Work required: Tally how many lines hold the string "movimiento". Your reply should be that number alone.

━━━━━━━━━━

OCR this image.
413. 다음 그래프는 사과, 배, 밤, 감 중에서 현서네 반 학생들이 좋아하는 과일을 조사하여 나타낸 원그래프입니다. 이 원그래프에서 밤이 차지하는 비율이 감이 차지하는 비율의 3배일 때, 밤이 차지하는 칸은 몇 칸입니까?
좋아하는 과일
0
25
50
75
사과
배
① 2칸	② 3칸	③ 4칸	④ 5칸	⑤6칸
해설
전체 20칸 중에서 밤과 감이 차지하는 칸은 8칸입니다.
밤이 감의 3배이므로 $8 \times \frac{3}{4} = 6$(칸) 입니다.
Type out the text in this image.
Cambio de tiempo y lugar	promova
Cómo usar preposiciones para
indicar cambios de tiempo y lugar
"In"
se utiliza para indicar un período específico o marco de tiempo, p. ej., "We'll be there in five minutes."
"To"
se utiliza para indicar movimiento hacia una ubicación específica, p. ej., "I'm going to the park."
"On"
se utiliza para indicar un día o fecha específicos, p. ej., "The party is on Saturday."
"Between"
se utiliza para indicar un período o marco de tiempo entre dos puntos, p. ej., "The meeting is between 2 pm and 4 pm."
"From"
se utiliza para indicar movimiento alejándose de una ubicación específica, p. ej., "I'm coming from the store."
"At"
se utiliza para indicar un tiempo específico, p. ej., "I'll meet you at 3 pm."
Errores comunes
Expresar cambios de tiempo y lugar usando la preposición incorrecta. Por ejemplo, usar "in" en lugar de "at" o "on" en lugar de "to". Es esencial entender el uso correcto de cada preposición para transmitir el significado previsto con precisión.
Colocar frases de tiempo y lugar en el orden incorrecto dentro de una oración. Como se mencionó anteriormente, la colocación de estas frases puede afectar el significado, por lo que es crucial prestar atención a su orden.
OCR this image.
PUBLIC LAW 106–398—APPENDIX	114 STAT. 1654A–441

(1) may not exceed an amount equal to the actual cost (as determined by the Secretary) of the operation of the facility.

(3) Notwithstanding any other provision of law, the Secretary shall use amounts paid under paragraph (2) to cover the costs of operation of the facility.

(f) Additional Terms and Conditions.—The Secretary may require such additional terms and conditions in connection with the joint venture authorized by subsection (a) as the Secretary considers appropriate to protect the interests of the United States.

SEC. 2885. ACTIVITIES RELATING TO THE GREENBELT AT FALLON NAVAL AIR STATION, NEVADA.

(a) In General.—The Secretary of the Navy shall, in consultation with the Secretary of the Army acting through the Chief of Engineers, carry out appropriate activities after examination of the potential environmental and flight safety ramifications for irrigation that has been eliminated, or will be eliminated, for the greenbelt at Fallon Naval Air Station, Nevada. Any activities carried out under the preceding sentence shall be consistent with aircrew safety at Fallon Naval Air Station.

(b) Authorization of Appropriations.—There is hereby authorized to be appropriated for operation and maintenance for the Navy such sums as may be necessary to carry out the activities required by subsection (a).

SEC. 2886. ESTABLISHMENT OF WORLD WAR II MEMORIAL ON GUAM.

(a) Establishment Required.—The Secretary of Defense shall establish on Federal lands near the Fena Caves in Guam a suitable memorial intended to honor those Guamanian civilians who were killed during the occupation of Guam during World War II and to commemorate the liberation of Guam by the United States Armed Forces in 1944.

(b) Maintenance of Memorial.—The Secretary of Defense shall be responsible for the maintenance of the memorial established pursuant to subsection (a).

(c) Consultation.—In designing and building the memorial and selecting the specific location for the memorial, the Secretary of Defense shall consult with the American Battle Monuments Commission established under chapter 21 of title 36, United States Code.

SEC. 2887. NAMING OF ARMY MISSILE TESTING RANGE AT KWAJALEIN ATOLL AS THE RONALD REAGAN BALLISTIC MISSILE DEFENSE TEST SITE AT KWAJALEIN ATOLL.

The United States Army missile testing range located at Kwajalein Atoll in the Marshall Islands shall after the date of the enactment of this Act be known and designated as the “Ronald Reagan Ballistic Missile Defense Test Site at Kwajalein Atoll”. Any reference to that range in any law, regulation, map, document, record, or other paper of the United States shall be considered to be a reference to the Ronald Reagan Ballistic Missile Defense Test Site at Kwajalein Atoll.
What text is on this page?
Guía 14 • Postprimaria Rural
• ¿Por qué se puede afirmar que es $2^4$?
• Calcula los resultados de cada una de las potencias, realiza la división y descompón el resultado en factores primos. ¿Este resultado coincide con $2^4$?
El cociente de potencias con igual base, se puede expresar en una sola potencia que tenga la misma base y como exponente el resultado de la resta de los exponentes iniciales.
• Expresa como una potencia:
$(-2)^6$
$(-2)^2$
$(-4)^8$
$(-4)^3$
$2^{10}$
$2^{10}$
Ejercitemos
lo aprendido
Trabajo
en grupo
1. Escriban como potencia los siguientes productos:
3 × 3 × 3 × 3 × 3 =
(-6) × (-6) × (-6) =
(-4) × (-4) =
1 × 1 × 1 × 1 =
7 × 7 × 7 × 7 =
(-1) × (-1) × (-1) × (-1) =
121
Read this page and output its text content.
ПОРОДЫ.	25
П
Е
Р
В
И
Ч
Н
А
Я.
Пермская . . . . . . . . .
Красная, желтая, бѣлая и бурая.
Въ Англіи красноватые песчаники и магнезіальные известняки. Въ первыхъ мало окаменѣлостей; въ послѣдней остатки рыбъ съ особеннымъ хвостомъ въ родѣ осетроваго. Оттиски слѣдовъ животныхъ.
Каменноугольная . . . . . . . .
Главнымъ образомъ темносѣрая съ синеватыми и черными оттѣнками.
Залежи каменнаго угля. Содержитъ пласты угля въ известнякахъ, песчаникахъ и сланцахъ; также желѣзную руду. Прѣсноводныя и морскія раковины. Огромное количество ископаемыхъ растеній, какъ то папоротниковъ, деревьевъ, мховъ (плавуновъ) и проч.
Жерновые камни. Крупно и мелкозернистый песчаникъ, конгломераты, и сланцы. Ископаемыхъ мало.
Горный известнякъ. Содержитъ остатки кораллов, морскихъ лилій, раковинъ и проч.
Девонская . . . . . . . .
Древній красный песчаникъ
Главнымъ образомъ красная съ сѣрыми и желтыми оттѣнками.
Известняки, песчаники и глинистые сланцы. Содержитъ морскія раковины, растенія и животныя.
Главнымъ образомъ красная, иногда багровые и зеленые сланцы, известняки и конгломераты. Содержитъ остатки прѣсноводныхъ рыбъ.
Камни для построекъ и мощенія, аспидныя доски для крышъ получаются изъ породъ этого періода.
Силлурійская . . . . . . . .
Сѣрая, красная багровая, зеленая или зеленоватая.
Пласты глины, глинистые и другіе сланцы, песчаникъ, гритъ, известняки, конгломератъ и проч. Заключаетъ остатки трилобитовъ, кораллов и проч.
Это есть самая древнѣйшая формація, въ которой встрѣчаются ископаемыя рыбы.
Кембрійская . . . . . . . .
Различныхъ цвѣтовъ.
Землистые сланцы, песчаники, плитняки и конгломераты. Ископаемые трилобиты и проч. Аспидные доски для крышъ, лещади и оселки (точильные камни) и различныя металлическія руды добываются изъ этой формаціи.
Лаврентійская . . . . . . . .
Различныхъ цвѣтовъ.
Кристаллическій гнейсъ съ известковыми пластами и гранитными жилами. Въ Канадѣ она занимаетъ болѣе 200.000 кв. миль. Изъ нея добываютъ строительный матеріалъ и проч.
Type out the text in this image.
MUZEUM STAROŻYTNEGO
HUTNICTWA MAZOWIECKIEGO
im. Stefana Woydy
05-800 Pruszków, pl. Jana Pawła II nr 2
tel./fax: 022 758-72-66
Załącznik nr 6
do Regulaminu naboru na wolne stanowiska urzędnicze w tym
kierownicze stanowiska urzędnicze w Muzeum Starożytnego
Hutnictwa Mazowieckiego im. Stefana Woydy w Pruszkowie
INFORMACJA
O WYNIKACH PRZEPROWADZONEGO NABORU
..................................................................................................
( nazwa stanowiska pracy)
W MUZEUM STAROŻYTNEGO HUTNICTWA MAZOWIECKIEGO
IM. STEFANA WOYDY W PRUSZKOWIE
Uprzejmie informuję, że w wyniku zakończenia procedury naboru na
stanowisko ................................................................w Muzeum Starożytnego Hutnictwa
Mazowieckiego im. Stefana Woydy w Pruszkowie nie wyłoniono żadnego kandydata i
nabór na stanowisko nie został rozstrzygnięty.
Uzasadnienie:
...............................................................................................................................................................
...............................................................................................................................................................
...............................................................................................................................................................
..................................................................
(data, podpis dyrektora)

━━━━━━━━━━

Solution to the problem: 2